-- Start EXERCISE MATERIAL --

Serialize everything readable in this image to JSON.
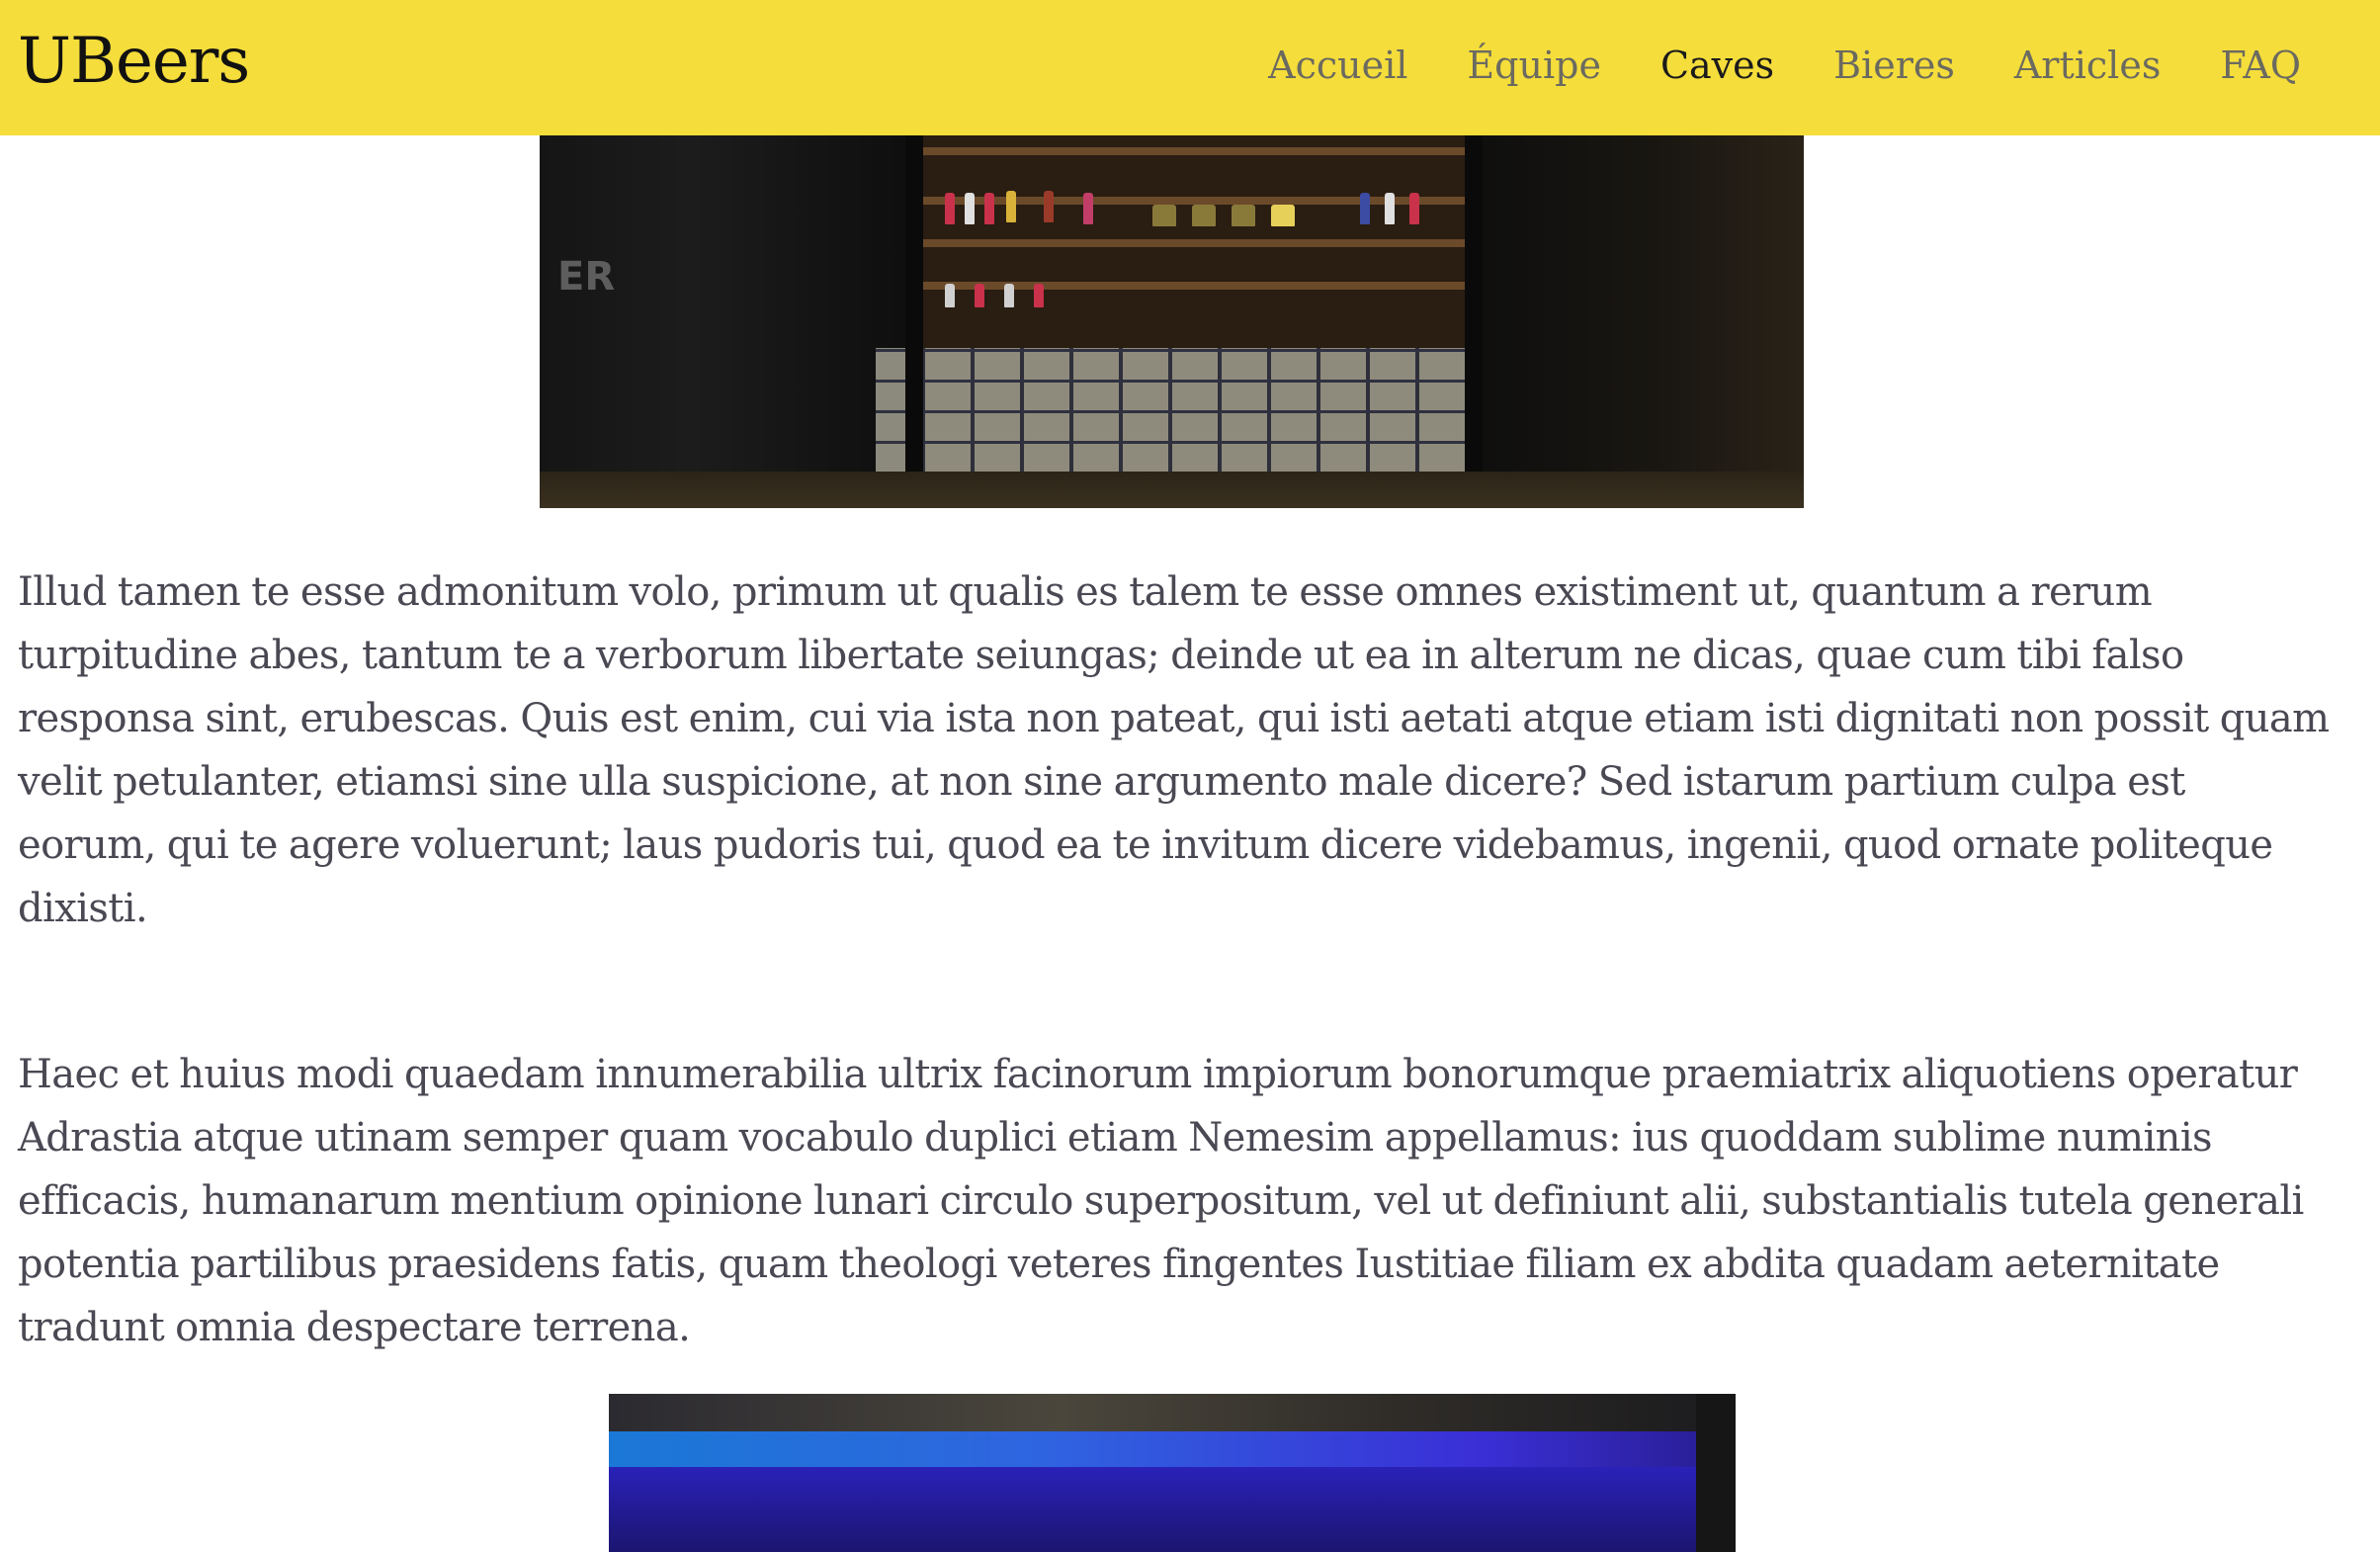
{
  "header": {
    "brand": "UBeers",
    "nav": [
      {
        "label": "Accueil",
        "active": false
      },
      {
        "label": "Équipe",
        "active": false
      },
      {
        "label": "Caves",
        "active": true
      },
      {
        "label": "Bieres",
        "active": false
      },
      {
        "label": "Articles",
        "active": false
      },
      {
        "label": "FAQ",
        "active": false
      }
    ]
  },
  "colors": {
    "header_bg": "#f5dd3b",
    "text": "#4a4853",
    "nav_text": "#6b6a60",
    "nav_active": "#1b1b1b"
  },
  "main": {
    "paragraphs": [
      "Illud tamen te esse admonitum volo, primum ut qualis es talem te esse omnes existiment ut, quantum a rerum turpitudine abes, tantum te a verborum libertate seiungas; deinde ut ea in alterum ne dicas, quae cum tibi falso responsa sint, erubescas. Quis est enim, cui via ista non pateat, qui isti aetati atque etiam isti dignitati non possit quam velit petulanter, etiamsi sine ulla suspicione, at non sine argumento male dicere? Sed istarum partium culpa est eorum, qui te agere voluerunt; laus pudoris tui, quod ea te invitum dicere videbamus, ingenii, quod ornate politeque dixisti.",
      "Haec et huius modi quaedam innumerabilia ultrix facinorum impiorum bonorumque praemiatrix aliquotiens operatur Adrastia atque utinam semper quam vocabulo duplici etiam Nemesim appellamus: ius quoddam sublime numinis efficacis, humanarum mentium opinione lunari circulo superpositum, vel ut definiunt alii, substantialis tutela generali potentia partilibus praesidens fatis, quam theologi veteres fingentes Iustitiae filiam ex abdita quadam aeternitate tradunt omnia despectare terrena."
    ]
  }
}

-- End EXERCISE MATERIAL --

**AIM:** Which lines hold the word "label"? Copy every one of them.

**TASK RESULT:**
        "label": "Accueil",
        "label": "Équipe",
        "label": "Caves",
        "label": "Bieres",
        "label": "Articles",
        "label": "FAQ",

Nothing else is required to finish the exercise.